→ SHORT EXERCISE:
Pick out every line of the entries below where "дней" occurs, and copy those lines.

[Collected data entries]
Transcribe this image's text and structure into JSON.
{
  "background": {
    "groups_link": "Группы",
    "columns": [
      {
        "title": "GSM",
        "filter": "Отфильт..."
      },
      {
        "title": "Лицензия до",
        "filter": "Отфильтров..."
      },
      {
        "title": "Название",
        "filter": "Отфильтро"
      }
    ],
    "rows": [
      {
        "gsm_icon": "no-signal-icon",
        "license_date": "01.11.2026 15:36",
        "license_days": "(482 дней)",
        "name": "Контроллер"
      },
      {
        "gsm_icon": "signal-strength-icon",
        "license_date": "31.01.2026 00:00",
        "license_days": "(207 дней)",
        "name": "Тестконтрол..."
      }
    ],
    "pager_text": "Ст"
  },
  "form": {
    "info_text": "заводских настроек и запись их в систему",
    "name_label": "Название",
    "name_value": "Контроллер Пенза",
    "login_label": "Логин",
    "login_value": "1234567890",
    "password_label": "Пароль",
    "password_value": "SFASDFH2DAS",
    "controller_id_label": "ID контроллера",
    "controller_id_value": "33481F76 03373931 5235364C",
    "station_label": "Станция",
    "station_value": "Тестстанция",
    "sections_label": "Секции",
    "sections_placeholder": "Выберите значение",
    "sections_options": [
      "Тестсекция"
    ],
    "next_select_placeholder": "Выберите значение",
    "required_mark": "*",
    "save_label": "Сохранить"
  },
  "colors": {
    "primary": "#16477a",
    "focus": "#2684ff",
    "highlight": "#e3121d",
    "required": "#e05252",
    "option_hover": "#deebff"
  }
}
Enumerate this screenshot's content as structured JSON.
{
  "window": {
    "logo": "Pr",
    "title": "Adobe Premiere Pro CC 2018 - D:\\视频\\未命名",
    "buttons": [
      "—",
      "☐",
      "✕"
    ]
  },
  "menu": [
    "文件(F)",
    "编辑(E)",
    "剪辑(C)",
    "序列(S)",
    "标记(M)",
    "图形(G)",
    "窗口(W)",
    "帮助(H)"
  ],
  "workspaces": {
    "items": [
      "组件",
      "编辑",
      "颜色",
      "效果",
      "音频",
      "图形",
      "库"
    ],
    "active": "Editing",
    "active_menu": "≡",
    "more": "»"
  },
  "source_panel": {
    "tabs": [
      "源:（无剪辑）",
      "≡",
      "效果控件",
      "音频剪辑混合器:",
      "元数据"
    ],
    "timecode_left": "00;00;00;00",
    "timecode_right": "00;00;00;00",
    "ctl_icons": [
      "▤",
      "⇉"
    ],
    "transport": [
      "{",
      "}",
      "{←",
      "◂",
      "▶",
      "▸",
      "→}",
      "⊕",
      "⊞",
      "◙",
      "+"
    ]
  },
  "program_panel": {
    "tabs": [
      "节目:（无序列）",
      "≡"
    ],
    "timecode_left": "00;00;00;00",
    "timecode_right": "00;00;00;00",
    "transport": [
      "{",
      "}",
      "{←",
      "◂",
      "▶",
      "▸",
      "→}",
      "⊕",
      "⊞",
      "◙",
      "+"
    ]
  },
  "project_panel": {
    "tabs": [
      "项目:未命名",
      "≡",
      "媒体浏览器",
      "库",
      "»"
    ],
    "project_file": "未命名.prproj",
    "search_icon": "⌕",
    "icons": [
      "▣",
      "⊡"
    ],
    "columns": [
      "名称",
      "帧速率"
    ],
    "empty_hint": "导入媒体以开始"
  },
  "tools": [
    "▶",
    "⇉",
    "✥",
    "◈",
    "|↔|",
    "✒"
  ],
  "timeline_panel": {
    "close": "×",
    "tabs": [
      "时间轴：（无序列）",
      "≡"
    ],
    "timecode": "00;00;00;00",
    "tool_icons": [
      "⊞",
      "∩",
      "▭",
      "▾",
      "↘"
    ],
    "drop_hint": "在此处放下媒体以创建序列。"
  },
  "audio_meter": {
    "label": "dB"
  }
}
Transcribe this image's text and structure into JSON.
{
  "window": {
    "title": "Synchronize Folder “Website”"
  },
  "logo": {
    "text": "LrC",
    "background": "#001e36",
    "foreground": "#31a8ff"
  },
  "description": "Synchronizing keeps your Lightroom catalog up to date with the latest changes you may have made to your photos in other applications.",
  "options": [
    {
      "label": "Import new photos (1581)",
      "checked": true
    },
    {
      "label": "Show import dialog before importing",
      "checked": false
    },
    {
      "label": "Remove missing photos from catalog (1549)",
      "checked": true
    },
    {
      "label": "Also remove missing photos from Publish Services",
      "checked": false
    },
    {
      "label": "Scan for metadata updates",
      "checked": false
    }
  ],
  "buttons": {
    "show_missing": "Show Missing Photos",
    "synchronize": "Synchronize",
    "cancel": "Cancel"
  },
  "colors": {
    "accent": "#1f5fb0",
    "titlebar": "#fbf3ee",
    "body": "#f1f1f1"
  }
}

→ CORRECT RESPONSE:
        "license_days": "(482 дней)",
        "license_days": "(207 дней)",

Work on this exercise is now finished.